Records about charts and figures
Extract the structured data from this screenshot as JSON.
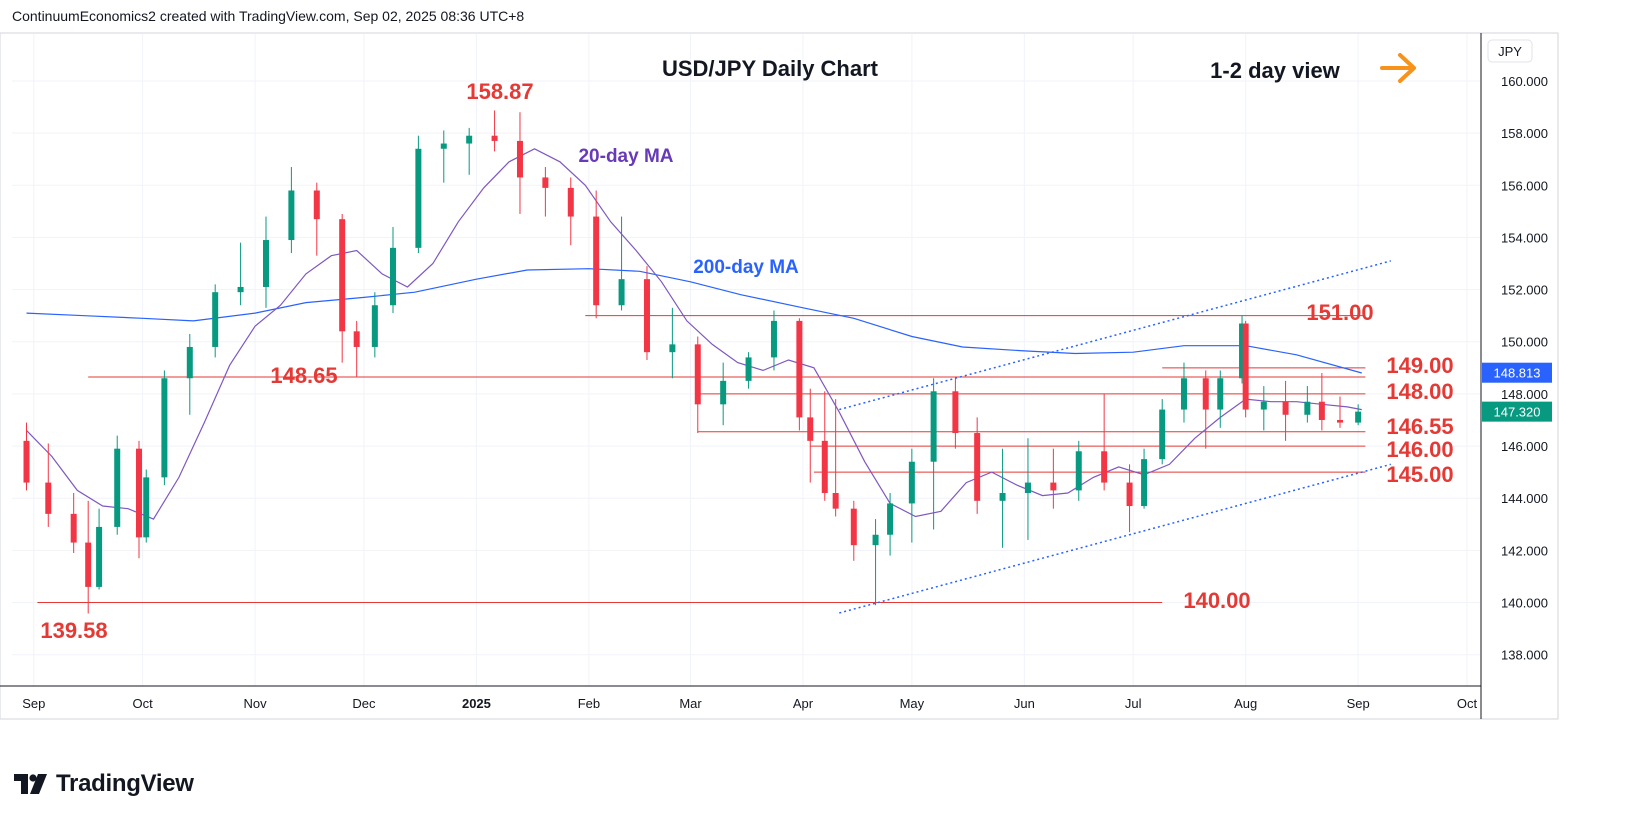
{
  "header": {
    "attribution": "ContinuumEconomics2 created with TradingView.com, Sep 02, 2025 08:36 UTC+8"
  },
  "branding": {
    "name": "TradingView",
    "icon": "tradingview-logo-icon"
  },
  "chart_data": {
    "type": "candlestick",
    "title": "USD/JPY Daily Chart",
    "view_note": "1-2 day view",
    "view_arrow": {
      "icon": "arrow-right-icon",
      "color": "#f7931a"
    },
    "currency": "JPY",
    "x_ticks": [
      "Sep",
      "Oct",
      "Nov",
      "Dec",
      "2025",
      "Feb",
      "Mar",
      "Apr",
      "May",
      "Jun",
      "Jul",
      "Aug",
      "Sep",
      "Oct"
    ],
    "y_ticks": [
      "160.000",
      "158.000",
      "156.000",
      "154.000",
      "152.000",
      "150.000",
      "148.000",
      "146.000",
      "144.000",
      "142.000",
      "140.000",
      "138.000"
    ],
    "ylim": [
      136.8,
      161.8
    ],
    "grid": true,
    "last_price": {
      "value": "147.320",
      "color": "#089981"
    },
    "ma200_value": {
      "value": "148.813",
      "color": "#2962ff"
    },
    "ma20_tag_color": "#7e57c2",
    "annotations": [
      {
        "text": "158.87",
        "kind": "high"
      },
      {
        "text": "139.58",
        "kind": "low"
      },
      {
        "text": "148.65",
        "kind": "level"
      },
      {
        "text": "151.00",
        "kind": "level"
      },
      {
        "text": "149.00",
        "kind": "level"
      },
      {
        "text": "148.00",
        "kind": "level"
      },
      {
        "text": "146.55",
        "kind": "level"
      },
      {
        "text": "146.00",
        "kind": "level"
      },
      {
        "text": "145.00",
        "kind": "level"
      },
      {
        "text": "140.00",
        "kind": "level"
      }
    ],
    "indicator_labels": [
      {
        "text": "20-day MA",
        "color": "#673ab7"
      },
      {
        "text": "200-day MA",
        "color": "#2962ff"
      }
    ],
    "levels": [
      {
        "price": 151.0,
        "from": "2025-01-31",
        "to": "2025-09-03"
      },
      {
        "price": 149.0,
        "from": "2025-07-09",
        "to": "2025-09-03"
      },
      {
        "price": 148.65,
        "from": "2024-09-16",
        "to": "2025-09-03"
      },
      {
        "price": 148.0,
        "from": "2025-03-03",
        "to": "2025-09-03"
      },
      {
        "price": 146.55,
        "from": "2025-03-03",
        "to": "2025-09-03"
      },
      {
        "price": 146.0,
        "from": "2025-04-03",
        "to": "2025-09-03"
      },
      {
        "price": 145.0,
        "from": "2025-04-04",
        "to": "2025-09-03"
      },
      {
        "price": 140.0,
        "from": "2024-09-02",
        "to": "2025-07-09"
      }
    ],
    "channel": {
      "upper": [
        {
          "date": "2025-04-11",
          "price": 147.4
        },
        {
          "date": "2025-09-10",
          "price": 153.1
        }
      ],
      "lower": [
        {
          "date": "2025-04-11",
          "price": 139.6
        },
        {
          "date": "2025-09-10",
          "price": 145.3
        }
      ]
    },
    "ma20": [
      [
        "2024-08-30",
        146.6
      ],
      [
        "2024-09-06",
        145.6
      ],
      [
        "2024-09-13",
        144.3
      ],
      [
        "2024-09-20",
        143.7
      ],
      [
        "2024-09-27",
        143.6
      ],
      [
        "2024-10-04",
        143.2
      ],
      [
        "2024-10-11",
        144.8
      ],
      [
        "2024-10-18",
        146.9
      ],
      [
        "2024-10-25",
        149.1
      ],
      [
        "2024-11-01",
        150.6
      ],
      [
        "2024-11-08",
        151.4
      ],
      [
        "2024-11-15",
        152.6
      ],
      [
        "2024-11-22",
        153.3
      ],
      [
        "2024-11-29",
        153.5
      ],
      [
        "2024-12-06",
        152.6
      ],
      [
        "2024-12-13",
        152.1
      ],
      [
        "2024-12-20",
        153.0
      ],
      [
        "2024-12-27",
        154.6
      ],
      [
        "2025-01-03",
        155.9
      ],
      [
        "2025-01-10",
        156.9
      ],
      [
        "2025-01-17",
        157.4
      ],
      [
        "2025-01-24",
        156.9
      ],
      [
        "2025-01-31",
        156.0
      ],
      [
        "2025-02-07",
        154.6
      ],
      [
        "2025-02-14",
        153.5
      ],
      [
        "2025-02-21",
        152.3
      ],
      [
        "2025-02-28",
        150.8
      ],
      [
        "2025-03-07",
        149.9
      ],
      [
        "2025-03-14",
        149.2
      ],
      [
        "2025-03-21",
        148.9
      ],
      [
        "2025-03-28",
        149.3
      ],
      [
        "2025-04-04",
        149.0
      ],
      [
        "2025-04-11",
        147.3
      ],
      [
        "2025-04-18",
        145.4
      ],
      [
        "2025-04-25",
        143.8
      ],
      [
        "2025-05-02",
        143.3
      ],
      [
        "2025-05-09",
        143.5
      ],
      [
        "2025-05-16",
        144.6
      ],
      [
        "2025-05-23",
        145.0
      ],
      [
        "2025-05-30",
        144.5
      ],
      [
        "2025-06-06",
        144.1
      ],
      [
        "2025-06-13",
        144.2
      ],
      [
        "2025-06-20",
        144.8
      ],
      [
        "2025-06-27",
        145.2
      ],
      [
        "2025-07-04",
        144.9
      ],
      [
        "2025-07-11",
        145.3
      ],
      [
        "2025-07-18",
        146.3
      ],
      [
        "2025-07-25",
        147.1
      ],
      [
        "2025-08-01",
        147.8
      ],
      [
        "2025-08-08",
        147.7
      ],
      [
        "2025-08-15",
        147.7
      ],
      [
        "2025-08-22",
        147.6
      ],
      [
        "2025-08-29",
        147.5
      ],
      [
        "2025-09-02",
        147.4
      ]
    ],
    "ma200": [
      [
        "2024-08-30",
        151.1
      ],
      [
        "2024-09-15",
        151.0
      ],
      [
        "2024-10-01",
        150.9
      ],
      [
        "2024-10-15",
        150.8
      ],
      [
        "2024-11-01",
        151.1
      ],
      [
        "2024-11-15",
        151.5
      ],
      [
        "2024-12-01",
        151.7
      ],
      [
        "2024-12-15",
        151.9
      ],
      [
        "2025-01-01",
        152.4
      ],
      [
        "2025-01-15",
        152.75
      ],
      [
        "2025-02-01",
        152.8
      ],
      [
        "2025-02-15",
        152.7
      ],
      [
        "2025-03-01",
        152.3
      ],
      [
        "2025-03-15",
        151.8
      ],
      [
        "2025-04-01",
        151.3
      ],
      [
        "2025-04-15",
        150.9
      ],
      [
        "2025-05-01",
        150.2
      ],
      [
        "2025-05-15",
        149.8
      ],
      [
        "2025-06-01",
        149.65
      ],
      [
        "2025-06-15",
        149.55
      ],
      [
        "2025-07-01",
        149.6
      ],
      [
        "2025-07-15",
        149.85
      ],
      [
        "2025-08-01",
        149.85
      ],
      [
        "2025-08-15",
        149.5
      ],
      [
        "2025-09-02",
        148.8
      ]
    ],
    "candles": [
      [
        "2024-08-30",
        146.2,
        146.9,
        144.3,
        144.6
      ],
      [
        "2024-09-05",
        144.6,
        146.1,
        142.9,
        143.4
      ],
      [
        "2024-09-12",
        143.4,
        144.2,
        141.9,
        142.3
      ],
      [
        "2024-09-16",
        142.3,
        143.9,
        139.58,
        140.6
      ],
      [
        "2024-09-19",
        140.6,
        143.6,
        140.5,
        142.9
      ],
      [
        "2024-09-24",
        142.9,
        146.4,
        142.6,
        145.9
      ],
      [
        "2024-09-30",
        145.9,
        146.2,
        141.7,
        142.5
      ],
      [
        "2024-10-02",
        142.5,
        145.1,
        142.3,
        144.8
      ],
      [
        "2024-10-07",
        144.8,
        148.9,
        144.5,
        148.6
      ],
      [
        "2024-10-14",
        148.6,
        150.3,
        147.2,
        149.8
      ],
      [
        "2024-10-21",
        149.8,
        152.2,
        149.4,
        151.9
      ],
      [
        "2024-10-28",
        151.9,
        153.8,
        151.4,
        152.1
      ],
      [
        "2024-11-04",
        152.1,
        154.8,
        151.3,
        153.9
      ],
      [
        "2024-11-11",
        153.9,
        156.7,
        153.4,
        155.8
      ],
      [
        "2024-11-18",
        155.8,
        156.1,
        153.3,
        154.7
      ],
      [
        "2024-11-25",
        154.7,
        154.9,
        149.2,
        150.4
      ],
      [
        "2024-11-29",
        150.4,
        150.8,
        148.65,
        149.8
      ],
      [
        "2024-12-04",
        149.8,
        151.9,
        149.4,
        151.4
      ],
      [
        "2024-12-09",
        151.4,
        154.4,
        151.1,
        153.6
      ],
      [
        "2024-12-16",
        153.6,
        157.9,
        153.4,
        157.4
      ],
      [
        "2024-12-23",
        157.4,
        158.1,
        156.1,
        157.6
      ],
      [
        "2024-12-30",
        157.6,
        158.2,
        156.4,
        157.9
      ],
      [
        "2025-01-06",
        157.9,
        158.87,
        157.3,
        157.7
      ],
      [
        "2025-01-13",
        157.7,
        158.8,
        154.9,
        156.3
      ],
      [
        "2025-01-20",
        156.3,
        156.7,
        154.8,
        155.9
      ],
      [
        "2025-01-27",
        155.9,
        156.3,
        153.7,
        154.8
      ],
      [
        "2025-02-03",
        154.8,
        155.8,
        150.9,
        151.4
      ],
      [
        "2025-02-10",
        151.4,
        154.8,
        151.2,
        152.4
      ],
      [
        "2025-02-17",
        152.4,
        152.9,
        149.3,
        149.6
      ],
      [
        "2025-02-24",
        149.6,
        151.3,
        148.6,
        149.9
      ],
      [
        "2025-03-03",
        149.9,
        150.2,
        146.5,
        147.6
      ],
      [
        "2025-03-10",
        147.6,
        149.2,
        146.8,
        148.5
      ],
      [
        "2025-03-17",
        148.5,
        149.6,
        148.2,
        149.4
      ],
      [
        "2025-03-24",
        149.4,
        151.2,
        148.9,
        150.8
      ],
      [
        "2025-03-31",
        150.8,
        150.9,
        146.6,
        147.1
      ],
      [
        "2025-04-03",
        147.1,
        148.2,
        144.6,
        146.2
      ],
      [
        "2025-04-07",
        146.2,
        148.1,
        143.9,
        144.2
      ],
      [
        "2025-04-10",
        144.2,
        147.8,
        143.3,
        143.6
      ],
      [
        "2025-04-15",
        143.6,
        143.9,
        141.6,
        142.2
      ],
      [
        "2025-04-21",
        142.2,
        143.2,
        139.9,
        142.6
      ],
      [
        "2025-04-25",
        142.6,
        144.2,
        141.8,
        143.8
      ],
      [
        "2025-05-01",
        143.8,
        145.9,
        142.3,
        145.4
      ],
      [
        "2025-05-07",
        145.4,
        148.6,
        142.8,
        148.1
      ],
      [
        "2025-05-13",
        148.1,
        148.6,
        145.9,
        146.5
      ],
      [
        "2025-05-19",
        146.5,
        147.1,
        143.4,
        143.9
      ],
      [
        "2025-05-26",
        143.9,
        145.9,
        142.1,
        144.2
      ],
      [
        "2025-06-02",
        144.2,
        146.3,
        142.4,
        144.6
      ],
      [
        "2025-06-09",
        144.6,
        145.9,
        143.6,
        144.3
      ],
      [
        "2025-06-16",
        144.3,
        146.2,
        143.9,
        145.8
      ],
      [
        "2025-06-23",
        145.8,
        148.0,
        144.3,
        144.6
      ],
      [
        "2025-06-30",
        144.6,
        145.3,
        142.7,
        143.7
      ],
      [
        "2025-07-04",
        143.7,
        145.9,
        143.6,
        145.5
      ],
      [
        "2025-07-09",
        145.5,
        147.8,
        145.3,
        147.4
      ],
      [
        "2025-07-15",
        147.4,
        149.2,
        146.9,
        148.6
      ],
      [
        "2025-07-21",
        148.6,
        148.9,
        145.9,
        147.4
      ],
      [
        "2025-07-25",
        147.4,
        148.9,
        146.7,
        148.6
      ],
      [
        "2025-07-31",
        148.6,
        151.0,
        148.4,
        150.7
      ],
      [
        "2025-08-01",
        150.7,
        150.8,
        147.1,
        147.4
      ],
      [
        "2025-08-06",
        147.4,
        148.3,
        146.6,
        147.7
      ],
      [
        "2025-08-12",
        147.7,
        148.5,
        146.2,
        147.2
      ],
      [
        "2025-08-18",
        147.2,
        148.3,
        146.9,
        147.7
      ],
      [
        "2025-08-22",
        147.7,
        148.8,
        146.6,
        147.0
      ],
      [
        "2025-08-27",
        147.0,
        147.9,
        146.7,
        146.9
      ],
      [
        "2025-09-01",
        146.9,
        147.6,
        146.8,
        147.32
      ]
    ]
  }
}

Task requirements: Extract all lines of the records above that include "from".

Exercise solution:
Extract the structured data from this screenshot as JSON.
        "from": "2025-01-31",
        "from": "2025-07-09",
        "from": "2024-09-16",
        "from": "2025-03-03",
        "from": "2025-03-03",
        "from": "2025-04-03",
        "from": "2025-04-04",
        "from": "2024-09-02",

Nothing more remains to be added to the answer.